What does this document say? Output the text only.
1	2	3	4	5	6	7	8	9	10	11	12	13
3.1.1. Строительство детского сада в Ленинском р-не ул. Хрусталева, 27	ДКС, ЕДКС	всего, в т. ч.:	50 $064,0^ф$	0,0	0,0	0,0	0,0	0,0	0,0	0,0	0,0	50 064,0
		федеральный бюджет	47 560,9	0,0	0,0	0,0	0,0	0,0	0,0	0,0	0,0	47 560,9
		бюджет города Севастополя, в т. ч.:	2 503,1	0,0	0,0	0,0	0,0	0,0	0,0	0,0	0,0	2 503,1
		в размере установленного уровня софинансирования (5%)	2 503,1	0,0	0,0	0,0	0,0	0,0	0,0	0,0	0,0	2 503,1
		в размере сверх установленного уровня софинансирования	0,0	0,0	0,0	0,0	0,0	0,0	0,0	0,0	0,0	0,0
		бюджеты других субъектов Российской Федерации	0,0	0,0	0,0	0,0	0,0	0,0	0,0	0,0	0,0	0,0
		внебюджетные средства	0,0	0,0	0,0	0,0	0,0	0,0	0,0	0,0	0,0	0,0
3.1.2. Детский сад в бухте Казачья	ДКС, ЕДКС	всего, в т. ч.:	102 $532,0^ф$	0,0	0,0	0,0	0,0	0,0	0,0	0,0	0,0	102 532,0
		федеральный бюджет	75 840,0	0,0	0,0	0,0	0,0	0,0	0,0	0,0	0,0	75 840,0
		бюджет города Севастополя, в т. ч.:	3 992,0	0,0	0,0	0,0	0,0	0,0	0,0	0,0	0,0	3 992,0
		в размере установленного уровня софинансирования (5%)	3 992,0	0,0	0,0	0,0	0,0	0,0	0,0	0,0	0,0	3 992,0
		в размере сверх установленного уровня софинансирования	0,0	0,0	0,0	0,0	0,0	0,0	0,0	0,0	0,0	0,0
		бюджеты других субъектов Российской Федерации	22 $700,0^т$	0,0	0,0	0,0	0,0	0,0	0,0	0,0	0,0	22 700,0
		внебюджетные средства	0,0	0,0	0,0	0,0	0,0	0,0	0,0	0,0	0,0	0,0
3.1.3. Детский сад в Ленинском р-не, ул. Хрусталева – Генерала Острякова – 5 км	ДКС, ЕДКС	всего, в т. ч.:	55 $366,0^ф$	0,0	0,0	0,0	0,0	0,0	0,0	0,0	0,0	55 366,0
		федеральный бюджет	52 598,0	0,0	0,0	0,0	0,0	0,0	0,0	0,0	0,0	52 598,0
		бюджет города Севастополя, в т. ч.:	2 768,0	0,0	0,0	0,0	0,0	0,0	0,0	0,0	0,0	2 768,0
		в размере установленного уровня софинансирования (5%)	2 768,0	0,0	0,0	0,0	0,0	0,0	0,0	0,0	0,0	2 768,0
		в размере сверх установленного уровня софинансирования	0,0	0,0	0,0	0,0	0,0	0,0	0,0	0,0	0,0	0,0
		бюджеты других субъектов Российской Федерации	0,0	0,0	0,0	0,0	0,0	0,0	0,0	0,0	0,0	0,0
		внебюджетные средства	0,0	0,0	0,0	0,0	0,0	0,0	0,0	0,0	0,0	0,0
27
-.-.-
What do the records say? Quote them all exactly.

→ Output below:
What does this document say? Output the text only.
1	2	3	4	5	6	7	8	9	10	11	12	13
3.1.1. Строительство детского сада в Ленинском р-не ул. Хрусталева, 27	ДКС, ЕДКС	всего, в т. ч.:	50 $064,0^ф$	0,0	0,0	0,0	0,0	0,0	0,0	0,0	0,0	50 064,0
		федеральный бюджет	47 560,9	0,0	0,0	0,0	0,0	0,0	0,0	0,0	0,0	47 560,9
		бюджет города Севастополя, в т. ч.:	2 503,1	0,0	0,0	0,0	0,0	0,0	0,0	0,0	0,0	2 503,1
		в размере установленного уровня софинансирования (5%)	2 503,1	0,0	0,0	0,0	0,0	0,0	0,0	0,0	0,0	2 503,1
		в размере сверх установленного уровня софинансирования	0,0	0,0	0,0	0,0	0,0	0,0	0,0	0,0	0,0	0,0
		бюджеты других субъектов Российской Федерации	0,0	0,0	0,0	0,0	0,0	0,0	0,0	0,0	0,0	0,0
		внебюджетные средства	0,0	0,0	0,0	0,0	0,0	0,0	0,0	0,0	0,0	0,0
3.1.2. Детский сад в бухте Казачья	ДКС, ЕДКС	всего, в т. ч.:	102 $532,0^ф$	0,0	0,0	0,0	0,0	0,0	0,0	0,0	0,0	102 532,0
		федеральный бюджет	75 840,0	0,0	0,0	0,0	0,0	0,0	0,0	0,0	0,0	75 840,0
		бюджет города Севастополя, в т. ч.:	3 992,0	0,0	0,0	0,0	0,0	0,0	0,0	0,0	0,0	3 992,0
		в размере установленного уровня софинансирования (5%)	3 992,0	0,0	0,0	0,0	0,0	0,0	0,0	0,0	0,0	3 992,0
		в размере сверх установленного уровня софинансирования	0,0	0,0	0,0	0,0	0,0	0,0	0,0	0,0	0,0	0,0
		бюджеты других субъектов Российской Федерации	22 $700,0^т$	0,0	0,0	0,0	0,0	0,0	0,0	0,0	0,0	22 700,0
		внебюджетные средства	0,0	0,0	0,0	0,0	0,0	0,0	0,0	0,0	0,0	0,0
3.1.3. Детский сад в Ленинском р-не, ул. Хрусталева – Генерала Острякова – 5 км	ДКС, ЕДКС	всего, в т. ч.:	55 $366,0^ф$	0,0	0,0	0,0	0,0	0,0	0,0	0,0	0,0	55 366,0
		федеральный бюджет	52 598,0	0,0	0,0	0,0	0,0	0,0	0,0	0,0	0,0	52 598,0
		бюджет города Севастополя, в т. ч.:	2 768,0	0,0	0,0	0,0	0,0	0,0	0,0	0,0	0,0	2 768,0
		в размере установленного уровня софинансирования (5%)	2 768,0	0,0	0,0	0,0	0,0	0,0	0,0	0,0	0,0	2 768,0
		в размере сверх установленного уровня софинансирования	0,0	0,0	0,0	0,0	0,0	0,0	0,0	0,0	0,0	0,0
		бюджеты других субъектов Российской Федерации	0,0	0,0	0,0	0,0	0,0	0,0	0,0	0,0	0,0	0,0
		внебюджетные средства	0,0	0,0	0,0	0,0	0,0	0,0	0,0	0,0	0,0	0,0
27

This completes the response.